Some records
********

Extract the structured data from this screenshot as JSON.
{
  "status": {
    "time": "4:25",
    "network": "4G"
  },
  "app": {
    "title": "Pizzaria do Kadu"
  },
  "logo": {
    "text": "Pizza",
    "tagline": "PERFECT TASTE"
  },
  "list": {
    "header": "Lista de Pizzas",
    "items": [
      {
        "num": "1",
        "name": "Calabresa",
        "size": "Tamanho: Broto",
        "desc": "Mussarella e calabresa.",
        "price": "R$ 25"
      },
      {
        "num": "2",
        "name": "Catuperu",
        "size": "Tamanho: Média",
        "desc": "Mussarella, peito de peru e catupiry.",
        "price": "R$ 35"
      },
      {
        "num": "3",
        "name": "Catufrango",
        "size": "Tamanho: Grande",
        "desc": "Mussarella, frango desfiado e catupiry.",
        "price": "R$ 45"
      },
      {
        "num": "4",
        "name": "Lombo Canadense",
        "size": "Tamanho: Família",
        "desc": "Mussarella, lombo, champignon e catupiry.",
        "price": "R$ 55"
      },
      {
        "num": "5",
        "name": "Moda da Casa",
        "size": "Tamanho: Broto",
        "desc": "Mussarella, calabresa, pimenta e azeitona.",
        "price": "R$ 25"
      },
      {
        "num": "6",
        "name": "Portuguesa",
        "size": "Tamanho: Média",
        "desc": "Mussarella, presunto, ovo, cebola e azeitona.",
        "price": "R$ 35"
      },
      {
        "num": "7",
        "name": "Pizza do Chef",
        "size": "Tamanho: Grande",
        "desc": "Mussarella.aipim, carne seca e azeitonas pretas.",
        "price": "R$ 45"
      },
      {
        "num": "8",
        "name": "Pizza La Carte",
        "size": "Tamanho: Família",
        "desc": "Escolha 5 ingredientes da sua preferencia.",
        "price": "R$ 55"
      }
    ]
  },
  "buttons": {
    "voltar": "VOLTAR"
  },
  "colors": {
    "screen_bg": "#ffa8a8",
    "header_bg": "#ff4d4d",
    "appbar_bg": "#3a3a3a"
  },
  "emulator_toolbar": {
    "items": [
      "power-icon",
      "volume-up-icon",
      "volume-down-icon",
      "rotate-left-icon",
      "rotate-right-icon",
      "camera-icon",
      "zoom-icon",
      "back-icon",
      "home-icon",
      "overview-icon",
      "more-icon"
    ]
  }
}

********

Reproduce the data in its entirety, matching each character.

Extract the structured data from this screenshot as JSON.
{
  "status": {
    "time": "4:25",
    "network": "4G"
  },
  "app": {
    "title": "Pizzaria do Kadu"
  },
  "logo": {
    "text": "Pizza",
    "tagline": "PERFECT TASTE"
  },
  "list": {
    "header": "Lista de Pizzas",
    "items": [
      {
        "num": "1",
        "name": "Calabresa",
        "size": "Tamanho: Broto",
        "desc": "Mussarella e calabresa.",
        "price": "R$ 25"
      },
      {
        "num": "2",
        "name": "Catuperu",
        "size": "Tamanho: Média",
        "desc": "Mussarella, peito de peru e catupiry.",
        "price": "R$ 35"
      },
      {
        "num": "3",
        "name": "Catufrango",
        "size": "Tamanho: Grande",
        "desc": "Mussarella, frango desfiado e catupiry.",
        "price": "R$ 45"
      },
      {
        "num": "4",
        "name": "Lombo Canadense",
        "size": "Tamanho: Família",
        "desc": "Mussarella, lombo, champignon e catupiry.",
        "price": "R$ 55"
      },
      {
        "num": "5",
        "name": "Moda da Casa",
        "size": "Tamanho: Broto",
        "desc": "Mussarella, calabresa, pimenta e azeitona.",
        "price": "R$ 25"
      },
      {
        "num": "6",
        "name": "Portuguesa",
        "size": "Tamanho: Média",
        "desc": "Mussarella, presunto, ovo, cebola e azeitona.",
        "price": "R$ 35"
      },
      {
        "num": "7",
        "name": "Pizza do Chef",
        "size": "Tamanho: Grande",
        "desc": "Mussarella.aipim, carne seca e azeitonas pretas.",
        "price": "R$ 45"
      },
      {
        "num": "8",
        "name": "Pizza La Carte",
        "size": "Tamanho: Família",
        "desc": "Escolha 5 ingredientes da sua preferencia.",
        "price": "R$ 55"
      }
    ]
  },
  "buttons": {
    "voltar": "VOLTAR"
  },
  "colors": {
    "screen_bg": "#ffa8a8",
    "header_bg": "#ff4d4d",
    "appbar_bg": "#3a3a3a"
  },
  "emulator_toolbar": {
    "items": [
      "power-icon",
      "volume-up-icon",
      "volume-down-icon",
      "rotate-left-icon",
      "rotate-right-icon",
      "camera-icon",
      "zoom-icon",
      "back-icon",
      "home-icon",
      "overview-icon",
      "more-icon"
    ]
  }
}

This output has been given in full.